Dataset excerpt:
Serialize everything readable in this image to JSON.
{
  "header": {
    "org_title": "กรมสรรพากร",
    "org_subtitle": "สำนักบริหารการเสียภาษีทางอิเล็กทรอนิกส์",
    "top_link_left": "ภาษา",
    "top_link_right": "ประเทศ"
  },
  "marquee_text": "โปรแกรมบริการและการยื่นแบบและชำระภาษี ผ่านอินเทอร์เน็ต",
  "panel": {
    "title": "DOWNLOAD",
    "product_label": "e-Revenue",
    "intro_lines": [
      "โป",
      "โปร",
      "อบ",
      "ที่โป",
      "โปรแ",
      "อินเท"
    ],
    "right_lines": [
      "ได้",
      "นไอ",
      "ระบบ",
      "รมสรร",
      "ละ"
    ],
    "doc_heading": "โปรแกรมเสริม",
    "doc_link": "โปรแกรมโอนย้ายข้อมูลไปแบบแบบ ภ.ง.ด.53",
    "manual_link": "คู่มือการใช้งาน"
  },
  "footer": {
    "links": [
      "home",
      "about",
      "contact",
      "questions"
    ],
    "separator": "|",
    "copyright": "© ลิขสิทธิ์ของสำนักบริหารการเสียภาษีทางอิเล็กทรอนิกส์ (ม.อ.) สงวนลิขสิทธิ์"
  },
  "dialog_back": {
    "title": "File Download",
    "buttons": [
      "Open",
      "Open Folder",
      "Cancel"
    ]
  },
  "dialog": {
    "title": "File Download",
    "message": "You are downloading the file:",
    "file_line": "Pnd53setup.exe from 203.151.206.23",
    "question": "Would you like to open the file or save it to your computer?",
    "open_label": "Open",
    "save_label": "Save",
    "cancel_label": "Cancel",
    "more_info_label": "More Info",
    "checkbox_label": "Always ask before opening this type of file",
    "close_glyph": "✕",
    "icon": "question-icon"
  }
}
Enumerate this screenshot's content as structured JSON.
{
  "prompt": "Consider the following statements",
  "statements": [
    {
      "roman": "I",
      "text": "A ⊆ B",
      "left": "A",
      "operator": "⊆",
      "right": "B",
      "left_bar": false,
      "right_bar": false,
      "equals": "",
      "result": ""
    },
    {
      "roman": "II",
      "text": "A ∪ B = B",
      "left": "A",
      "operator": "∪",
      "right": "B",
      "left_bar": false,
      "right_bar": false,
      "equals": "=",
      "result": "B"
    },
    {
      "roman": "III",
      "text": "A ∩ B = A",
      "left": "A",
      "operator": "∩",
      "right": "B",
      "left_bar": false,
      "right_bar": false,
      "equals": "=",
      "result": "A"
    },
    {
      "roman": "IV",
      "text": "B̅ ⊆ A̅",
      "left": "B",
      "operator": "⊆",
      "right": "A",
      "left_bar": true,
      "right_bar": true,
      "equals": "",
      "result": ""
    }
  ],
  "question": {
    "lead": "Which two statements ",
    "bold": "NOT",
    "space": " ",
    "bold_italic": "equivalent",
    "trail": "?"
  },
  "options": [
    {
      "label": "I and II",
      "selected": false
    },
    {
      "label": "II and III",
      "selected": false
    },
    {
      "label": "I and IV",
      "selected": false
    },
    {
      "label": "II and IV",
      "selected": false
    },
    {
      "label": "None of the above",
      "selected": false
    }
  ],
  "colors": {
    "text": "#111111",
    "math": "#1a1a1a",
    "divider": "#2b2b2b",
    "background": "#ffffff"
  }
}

* TASK GOAL *
Set down each entry again, unchanged.

* EXERCISE RESULT *
Serialize everything readable in this image to JSON.
{
  "header": {
    "org_title": "กรมสรรพากร",
    "org_subtitle": "สำนักบริหารการเสียภาษีทางอิเล็กทรอนิกส์",
    "top_link_left": "ภาษา",
    "top_link_right": "ประเทศ"
  },
  "marquee_text": "โปรแกรมบริการและการยื่นแบบและชำระภาษี ผ่านอินเทอร์เน็ต",
  "panel": {
    "title": "DOWNLOAD",
    "product_label": "e-Revenue",
    "intro_lines": [
      "โป",
      "โปร",
      "อบ",
      "ที่โป",
      "โปรแ",
      "อินเท"
    ],
    "right_lines": [
      "ได้",
      "นไอ",
      "ระบบ",
      "รมสรร",
      "ละ"
    ],
    "doc_heading": "โปรแกรมเสริม",
    "doc_link": "โปรแกรมโอนย้ายข้อมูลไปแบบแบบ ภ.ง.ด.53",
    "manual_link": "คู่มือการใช้งาน"
  },
  "footer": {
    "links": [
      "home",
      "about",
      "contact",
      "questions"
    ],
    "separator": "|",
    "copyright": "© ลิขสิทธิ์ของสำนักบริหารการเสียภาษีทางอิเล็กทรอนิกส์ (ม.อ.) สงวนลิขสิทธิ์"
  },
  "dialog_back": {
    "title": "File Download",
    "buttons": [
      "Open",
      "Open Folder",
      "Cancel"
    ]
  },
  "dialog": {
    "title": "File Download",
    "message": "You are downloading the file:",
    "file_line": "Pnd53setup.exe from 203.151.206.23",
    "question": "Would you like to open the file or save it to your computer?",
    "open_label": "Open",
    "save_label": "Save",
    "cancel_label": "Cancel",
    "more_info_label": "More Info",
    "checkbox_label": "Always ask before opening this type of file",
    "close_glyph": "✕",
    "icon": "question-icon"
  }
}
Enumerate this screenshot's content as structured JSON.
{
  "prompt": "Consider the following statements",
  "statements": [
    {
      "roman": "I",
      "text": "A ⊆ B",
      "left": "A",
      "operator": "⊆",
      "right": "B",
      "left_bar": false,
      "right_bar": false,
      "equals": "",
      "result": ""
    },
    {
      "roman": "II",
      "text": "A ∪ B = B",
      "left": "A",
      "operator": "∪",
      "right": "B",
      "left_bar": false,
      "right_bar": false,
      "equals": "=",
      "result": "B"
    },
    {
      "roman": "III",
      "text": "A ∩ B = A",
      "left": "A",
      "operator": "∩",
      "right": "B",
      "left_bar": false,
      "right_bar": false,
      "equals": "=",
      "result": "A"
    },
    {
      "roman": "IV",
      "text": "B̅ ⊆ A̅",
      "left": "B",
      "operator": "⊆",
      "right": "A",
      "left_bar": true,
      "right_bar": true,
      "equals": "",
      "result": ""
    }
  ],
  "question": {
    "lead": "Which two statements ",
    "bold": "NOT",
    "space": " ",
    "bold_italic": "equivalent",
    "trail": "?"
  },
  "options": [
    {
      "label": "I and II",
      "selected": false
    },
    {
      "label": "II and III",
      "selected": false
    },
    {
      "label": "I and IV",
      "selected": false
    },
    {
      "label": "II and IV",
      "selected": false
    },
    {
      "label": "None of the above",
      "selected": false
    }
  ],
  "colors": {
    "text": "#111111",
    "math": "#1a1a1a",
    "divider": "#2b2b2b",
    "background": "#ffffff"
  }
}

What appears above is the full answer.